**Task:** Report, as a bare number, how many lines hold "this".

****************

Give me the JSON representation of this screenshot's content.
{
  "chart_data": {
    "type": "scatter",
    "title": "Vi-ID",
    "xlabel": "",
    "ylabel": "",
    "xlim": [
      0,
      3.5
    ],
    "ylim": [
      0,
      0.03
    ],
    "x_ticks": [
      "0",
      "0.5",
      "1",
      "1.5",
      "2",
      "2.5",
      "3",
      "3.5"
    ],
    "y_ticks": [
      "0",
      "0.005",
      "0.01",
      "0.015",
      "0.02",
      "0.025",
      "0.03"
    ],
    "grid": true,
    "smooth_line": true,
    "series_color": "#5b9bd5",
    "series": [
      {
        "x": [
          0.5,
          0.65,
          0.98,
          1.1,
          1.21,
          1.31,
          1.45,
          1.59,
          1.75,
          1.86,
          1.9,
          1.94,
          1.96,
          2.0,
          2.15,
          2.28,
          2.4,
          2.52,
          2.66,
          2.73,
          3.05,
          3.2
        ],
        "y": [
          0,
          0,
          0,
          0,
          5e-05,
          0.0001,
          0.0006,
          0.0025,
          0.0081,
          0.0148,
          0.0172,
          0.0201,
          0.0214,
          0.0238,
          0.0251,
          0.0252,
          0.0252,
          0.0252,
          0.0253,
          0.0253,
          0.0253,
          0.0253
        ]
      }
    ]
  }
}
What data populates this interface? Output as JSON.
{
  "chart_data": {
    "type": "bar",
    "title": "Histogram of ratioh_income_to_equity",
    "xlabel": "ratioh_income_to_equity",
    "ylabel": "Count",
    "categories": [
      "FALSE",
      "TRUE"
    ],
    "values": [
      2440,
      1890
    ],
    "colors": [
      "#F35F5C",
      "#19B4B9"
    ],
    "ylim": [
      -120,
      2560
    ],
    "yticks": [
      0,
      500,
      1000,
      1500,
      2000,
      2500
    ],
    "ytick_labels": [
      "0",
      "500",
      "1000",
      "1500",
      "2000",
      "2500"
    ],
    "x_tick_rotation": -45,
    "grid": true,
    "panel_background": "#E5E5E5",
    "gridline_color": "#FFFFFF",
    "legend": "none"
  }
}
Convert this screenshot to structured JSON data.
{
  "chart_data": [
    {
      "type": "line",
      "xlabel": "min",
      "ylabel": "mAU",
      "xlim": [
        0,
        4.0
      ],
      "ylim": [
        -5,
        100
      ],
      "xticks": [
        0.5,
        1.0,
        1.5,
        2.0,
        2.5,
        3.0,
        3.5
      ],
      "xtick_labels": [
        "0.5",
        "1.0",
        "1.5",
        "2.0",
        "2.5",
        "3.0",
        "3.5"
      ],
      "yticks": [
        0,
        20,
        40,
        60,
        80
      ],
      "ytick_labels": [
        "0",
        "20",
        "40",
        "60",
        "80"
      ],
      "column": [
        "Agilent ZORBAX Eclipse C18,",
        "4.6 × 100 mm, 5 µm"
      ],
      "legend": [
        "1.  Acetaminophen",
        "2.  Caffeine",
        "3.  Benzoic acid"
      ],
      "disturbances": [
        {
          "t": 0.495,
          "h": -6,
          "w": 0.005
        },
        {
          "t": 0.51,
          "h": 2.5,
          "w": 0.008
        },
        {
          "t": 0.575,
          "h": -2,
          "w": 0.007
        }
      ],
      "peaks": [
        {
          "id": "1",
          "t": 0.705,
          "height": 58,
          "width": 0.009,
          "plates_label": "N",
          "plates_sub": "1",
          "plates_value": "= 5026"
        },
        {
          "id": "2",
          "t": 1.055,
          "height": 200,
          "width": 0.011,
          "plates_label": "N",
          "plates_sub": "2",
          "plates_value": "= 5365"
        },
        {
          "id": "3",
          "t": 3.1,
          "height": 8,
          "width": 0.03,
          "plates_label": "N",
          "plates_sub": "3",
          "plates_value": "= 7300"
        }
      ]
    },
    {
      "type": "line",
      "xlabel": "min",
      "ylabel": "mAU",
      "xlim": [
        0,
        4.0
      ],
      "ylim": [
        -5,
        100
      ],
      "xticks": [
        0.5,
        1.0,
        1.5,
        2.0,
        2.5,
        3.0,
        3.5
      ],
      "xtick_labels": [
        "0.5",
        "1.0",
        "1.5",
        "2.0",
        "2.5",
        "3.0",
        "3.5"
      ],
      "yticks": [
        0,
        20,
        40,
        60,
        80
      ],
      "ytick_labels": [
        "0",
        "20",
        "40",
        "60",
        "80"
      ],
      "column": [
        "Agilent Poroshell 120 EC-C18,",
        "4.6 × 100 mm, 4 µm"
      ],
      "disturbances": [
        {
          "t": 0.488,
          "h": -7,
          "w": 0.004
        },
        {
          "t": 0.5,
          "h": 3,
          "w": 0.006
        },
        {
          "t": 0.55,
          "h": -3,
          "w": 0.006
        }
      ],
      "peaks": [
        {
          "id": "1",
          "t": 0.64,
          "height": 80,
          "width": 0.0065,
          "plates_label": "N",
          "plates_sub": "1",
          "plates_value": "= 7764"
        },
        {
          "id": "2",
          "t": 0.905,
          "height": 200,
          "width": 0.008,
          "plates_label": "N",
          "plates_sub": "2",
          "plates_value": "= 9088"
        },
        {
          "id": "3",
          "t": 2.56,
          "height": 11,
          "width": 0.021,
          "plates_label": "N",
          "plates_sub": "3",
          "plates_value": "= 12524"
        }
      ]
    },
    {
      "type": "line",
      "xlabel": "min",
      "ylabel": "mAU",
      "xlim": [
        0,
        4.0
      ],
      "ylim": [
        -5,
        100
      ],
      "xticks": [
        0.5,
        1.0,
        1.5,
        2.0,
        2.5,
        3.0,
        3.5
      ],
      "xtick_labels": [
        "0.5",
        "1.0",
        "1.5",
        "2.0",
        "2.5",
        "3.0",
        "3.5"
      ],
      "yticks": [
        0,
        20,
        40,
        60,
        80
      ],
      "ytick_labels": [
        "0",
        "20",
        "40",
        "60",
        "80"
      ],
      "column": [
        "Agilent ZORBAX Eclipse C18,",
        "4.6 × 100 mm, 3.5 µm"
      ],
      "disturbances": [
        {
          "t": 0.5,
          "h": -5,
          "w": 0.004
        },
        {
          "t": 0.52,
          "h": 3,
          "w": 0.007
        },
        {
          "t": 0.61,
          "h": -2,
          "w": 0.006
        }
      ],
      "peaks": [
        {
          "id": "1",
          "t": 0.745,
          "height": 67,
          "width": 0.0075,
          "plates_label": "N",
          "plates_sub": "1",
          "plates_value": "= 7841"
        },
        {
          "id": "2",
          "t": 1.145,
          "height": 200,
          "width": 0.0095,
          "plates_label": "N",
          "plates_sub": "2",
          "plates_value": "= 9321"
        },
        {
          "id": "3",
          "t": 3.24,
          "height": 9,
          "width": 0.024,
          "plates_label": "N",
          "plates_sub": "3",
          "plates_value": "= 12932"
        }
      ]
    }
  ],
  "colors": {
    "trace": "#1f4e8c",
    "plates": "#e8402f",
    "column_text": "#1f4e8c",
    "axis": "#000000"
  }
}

****************

**Problem solution:** 3